Dataset records:
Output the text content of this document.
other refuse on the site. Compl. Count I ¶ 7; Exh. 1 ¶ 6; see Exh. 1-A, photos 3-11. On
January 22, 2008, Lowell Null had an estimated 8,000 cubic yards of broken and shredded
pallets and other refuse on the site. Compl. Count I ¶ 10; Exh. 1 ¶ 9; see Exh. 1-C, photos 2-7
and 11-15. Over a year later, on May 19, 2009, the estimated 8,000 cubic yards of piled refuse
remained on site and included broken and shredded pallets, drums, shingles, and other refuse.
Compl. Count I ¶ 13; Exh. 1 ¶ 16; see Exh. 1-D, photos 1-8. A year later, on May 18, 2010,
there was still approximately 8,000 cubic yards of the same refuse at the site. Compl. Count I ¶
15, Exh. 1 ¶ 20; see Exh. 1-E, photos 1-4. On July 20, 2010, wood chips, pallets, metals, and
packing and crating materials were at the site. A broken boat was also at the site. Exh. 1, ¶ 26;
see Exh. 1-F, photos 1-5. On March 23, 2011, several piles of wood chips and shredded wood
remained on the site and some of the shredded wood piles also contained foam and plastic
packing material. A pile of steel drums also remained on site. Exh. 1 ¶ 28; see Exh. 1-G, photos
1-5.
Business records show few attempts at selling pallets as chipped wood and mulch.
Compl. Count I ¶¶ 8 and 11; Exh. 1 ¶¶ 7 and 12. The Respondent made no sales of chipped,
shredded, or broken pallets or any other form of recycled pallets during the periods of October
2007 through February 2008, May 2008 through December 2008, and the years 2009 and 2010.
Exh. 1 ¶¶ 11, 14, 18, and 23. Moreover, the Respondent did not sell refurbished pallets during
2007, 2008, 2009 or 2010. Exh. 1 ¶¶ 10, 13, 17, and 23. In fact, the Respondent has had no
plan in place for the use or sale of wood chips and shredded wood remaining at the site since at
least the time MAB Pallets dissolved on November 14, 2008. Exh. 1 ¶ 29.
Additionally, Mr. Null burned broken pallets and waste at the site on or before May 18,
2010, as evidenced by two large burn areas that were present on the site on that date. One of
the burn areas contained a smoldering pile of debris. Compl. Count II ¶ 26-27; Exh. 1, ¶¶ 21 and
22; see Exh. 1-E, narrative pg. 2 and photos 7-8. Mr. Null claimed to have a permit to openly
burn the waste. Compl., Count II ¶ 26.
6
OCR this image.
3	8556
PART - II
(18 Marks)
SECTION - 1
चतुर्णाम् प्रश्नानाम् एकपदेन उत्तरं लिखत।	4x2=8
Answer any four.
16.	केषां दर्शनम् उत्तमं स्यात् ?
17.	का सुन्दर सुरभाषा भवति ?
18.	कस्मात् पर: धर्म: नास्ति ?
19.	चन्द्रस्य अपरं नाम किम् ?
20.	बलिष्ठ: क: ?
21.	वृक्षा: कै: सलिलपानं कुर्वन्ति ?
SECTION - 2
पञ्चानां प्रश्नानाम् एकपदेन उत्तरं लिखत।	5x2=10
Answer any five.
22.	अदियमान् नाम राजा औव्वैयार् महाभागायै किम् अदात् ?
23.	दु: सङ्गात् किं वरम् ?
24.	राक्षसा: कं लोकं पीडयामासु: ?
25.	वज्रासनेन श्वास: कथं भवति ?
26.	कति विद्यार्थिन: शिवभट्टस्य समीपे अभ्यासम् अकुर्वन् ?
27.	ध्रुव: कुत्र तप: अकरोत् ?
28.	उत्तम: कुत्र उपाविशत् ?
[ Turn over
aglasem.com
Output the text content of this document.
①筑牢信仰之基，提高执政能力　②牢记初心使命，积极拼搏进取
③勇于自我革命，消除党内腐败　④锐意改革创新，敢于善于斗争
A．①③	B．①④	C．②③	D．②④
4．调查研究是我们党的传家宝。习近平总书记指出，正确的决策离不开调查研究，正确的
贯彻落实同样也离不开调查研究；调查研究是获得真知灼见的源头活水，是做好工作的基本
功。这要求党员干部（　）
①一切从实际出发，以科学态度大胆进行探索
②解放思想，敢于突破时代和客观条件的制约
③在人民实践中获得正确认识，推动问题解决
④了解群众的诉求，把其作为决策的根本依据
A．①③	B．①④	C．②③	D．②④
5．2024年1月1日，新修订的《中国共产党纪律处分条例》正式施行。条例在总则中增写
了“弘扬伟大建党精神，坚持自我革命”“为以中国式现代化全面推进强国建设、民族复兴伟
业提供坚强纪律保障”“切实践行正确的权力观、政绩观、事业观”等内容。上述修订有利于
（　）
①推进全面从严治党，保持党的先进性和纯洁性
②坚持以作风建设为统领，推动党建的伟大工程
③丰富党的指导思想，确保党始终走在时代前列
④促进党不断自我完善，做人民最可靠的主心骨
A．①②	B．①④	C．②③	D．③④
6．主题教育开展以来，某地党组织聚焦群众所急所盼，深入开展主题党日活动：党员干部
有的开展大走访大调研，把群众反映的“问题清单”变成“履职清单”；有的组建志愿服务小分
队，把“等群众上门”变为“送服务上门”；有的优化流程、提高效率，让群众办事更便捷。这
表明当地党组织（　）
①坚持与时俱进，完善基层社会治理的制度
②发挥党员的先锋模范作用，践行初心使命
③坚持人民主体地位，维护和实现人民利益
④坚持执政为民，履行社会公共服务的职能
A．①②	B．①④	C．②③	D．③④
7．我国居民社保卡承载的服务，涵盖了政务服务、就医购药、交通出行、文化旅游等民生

Aim
Say how many lines hold the word "also", giving the number and nothing else.

Solution below
3